* **DATA FOR THIS TASK**
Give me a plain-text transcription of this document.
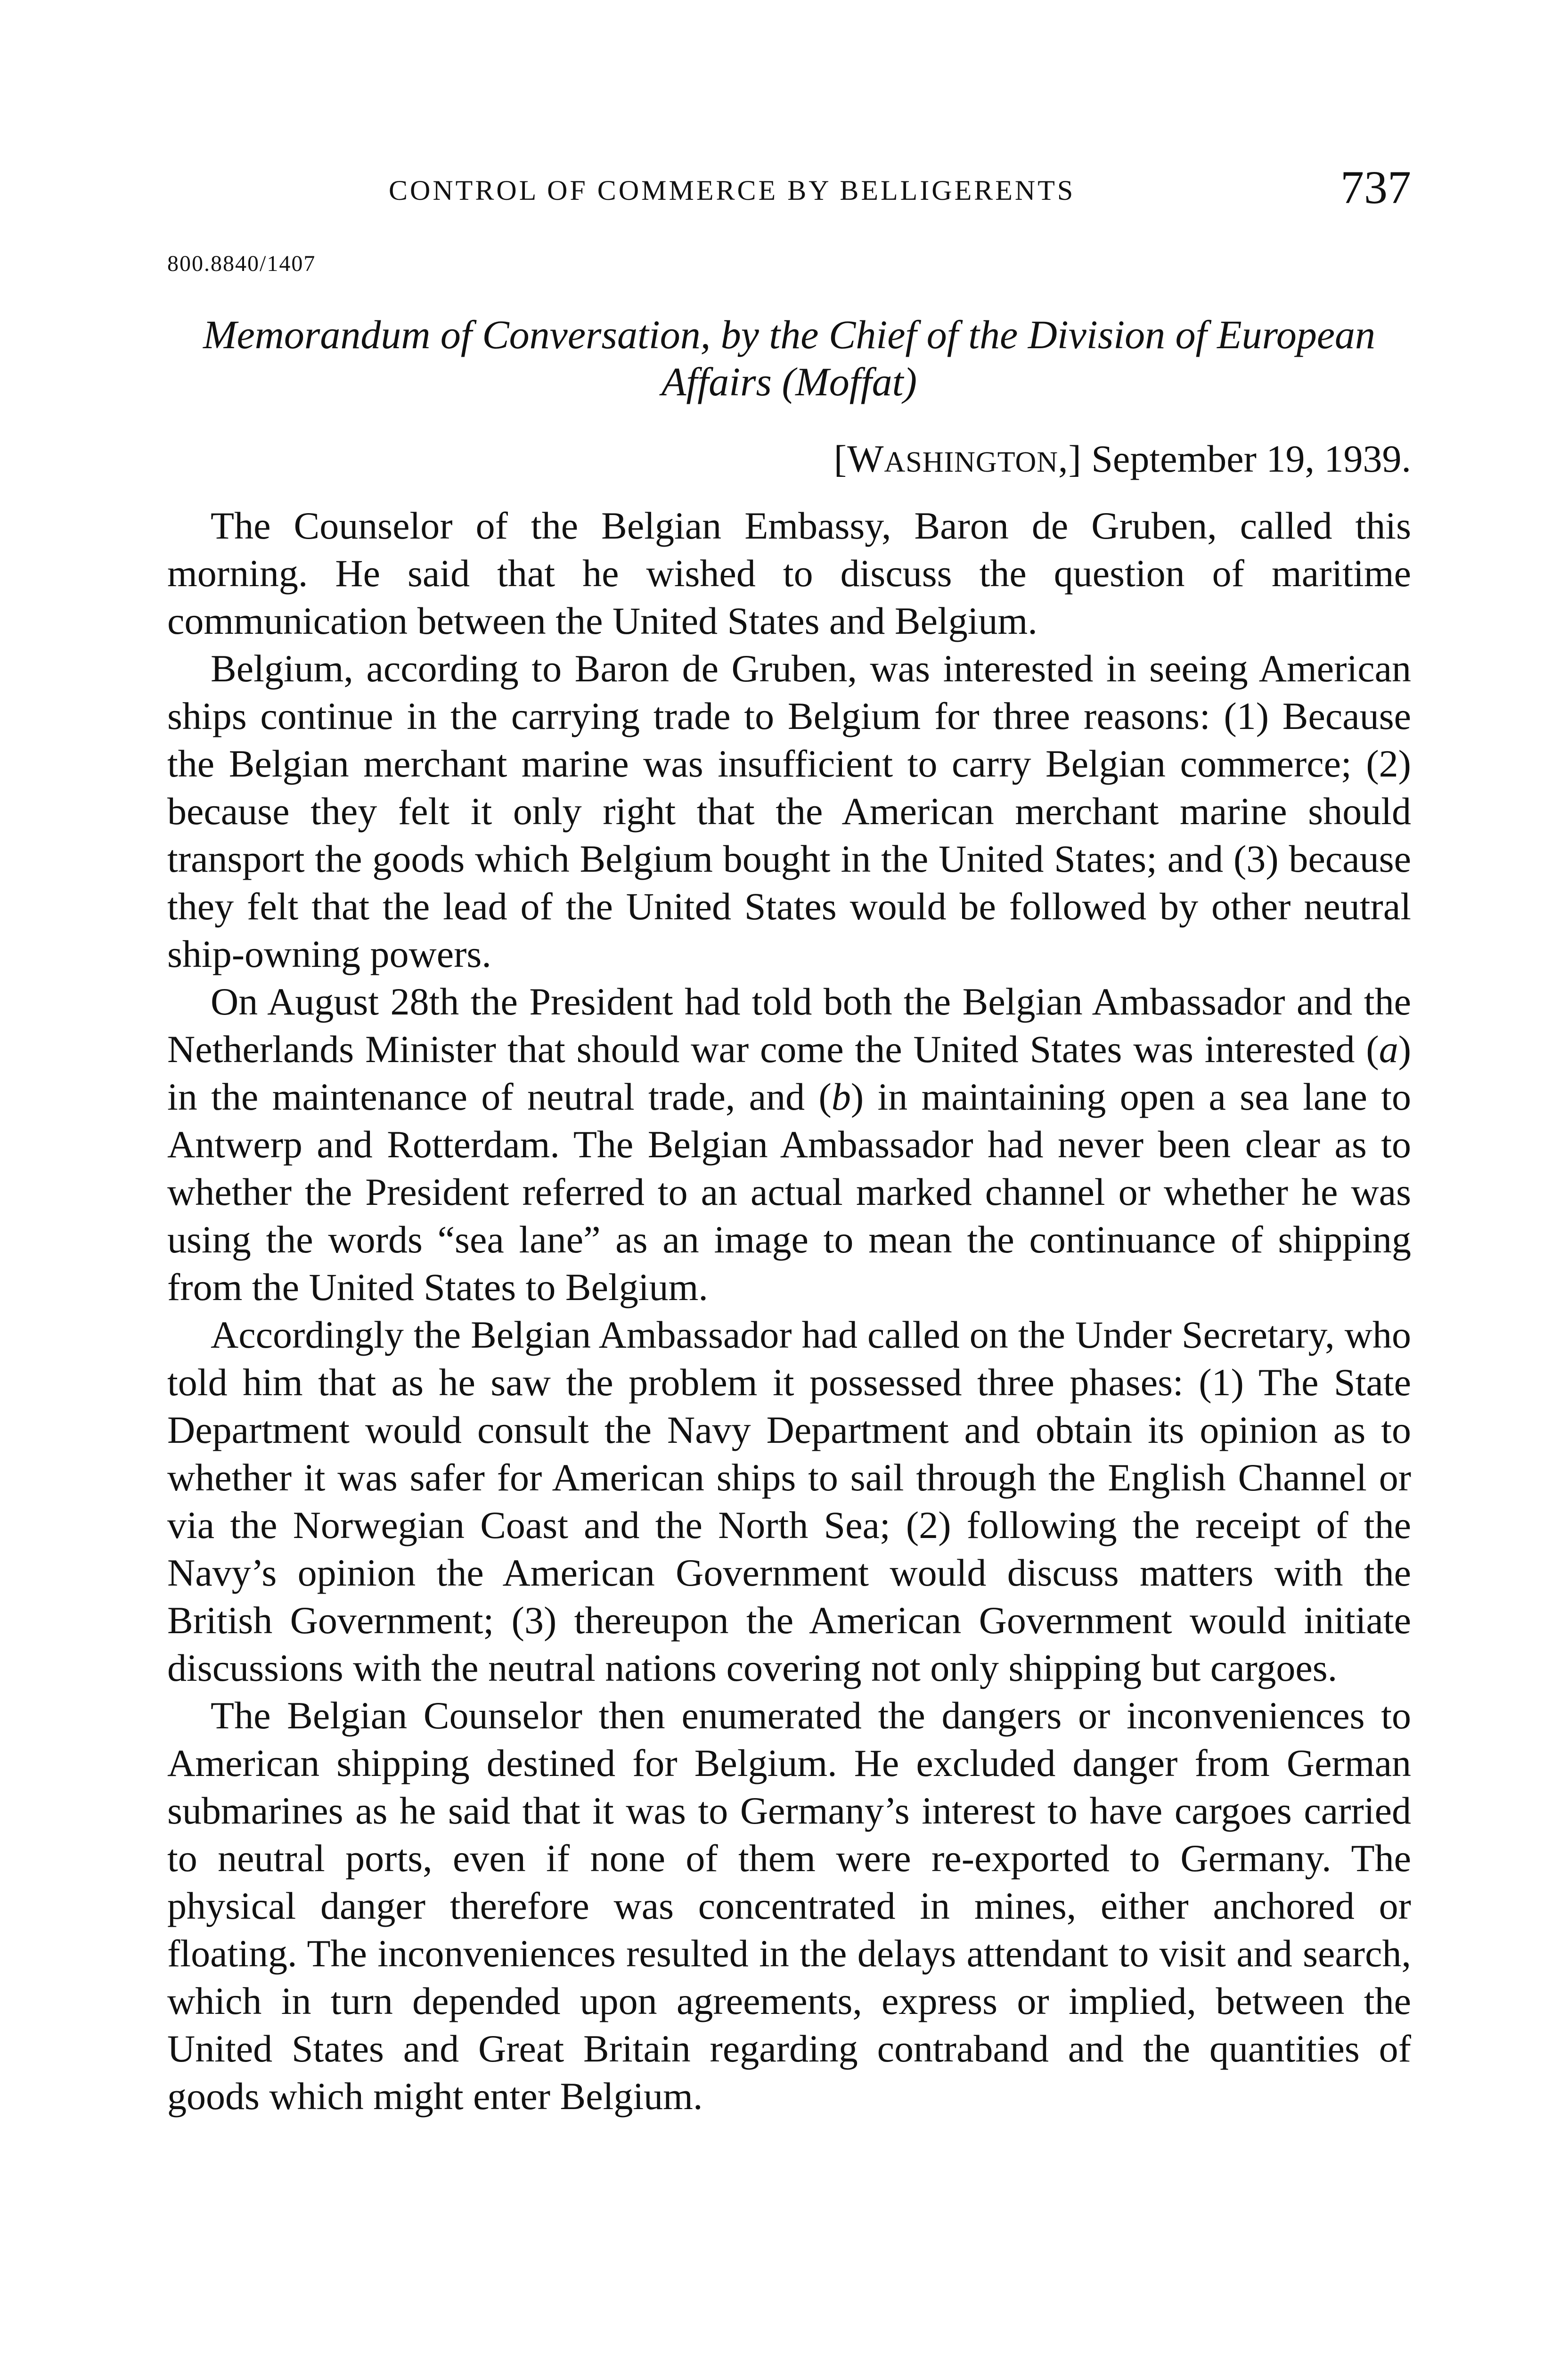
CONTROL OF COMMERCE BY BELLIGERENTS	737
800.8840/1407
Memorandum of Conversation, by the Chief of the Division of European Affairs (Moffat)
[WASHINGTON,] September 19, 1939.

The Counselor of the Belgian Embassy, Baron de Gruben, called this morning. He said that he wished to discuss the question of maritime communication between the United States and Belgium.

Belgium, according to Baron de Gruben, was interested in seeing American ships continue in the carrying trade to Belgium for three reasons: (1) Because the Belgian merchant marine was insufficient to carry Belgian commerce; (2) because they felt it only right that the American merchant marine should transport the goods which Belgium bought in the United States; and (3) because they felt that the lead of the United States would be followed by other neutral ship-owning powers.

On August 28th the President had told both the Belgian Ambassador and the Netherlands Minister that should war come the United States was interested (a) in the maintenance of neutral trade, and (b) in maintaining open a sea lane to Antwerp and Rotterdam. The Belgian Ambassador had never been clear as to whether the President referred to an actual marked channel or whether he was using the words “sea lane” as an image to mean the continuance of shipping from the United States to Belgium.

Accordingly the Belgian Ambassador had called on the Under Secretary, who told him that as he saw the problem it possessed three phases: (1) The State Department would consult the Navy Department and obtain its opinion as to whether it was safer for American ships to sail through the English Channel or via the Norwegian Coast and the North Sea; (2) following the receipt of the Navy’s opinion the American Government would discuss matters with the British Government; (3) thereupon the American Government would initiate discussions with the neutral nations covering not only shipping but cargoes.

The Belgian Counselor then enumerated the dangers or inconveniences to American shipping destined for Belgium. He excluded danger from German submarines as he said that it was to Germany’s interest to have cargoes carried to neutral ports, even if none of them were re-exported to Germany. The physical danger therefore was concentrated in mines, either anchored or floating. The inconveniences resulted in the delays attendant to visit and search, which in turn depended upon agreements, express or implied, between the United States and Great Britain regarding contraband and the quantities of goods which might enter Belgium.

* **SET PROBLEM**
In this exercise, set down all of the data exactly, without the pictures.

* **SOLUTION BELOW**
Give me a plain-text transcription of this document.
CONTROL OF COMMERCE BY BELLIGERENTS	737
800.8840/1407
Memorandum of Conversation, by the Chief of the Division of European Affairs (Moffat)
[WASHINGTON,] September 19, 1939.

The Counselor of the Belgian Embassy, Baron de Gruben, called this morning. He said that he wished to discuss the question of maritime communication between the United States and Belgium.

Belgium, according to Baron de Gruben, was interested in seeing American ships continue in the carrying trade to Belgium for three reasons: (1) Because the Belgian merchant marine was insufficient to carry Belgian commerce; (2) because they felt it only right that the American merchant marine should transport the goods which Belgium bought in the United States; and (3) because they felt that the lead of the United States would be followed by other neutral ship-owning powers.

On August 28th the President had told both the Belgian Ambassador and the Netherlands Minister that should war come the United States was interested (a) in the maintenance of neutral trade, and (b) in maintaining open a sea lane to Antwerp and Rotterdam. The Belgian Ambassador had never been clear as to whether the President referred to an actual marked channel or whether he was using the words “sea lane” as an image to mean the continuance of shipping from the United States to Belgium.

Accordingly the Belgian Ambassador had called on the Under Secretary, who told him that as he saw the problem it possessed three phases: (1) The State Department would consult the Navy Department and obtain its opinion as to whether it was safer for American ships to sail through the English Channel or via the Norwegian Coast and the North Sea; (2) following the receipt of the Navy’s opinion the American Government would discuss matters with the British Government; (3) thereupon the American Government would initiate discussions with the neutral nations covering not only shipping but cargoes.

The Belgian Counselor then enumerated the dangers or inconveniences to American shipping destined for Belgium. He excluded danger from German submarines as he said that it was to Germany’s interest to have cargoes carried to neutral ports, even if none of them were re-exported to Germany. The physical danger therefore was concentrated in mines, either anchored or floating. The inconveniences resulted in the delays attendant to visit and search, which in turn depended upon agreements, express or implied, between the United States and Great Britain regarding contraband and the quantities of goods which might enter Belgium.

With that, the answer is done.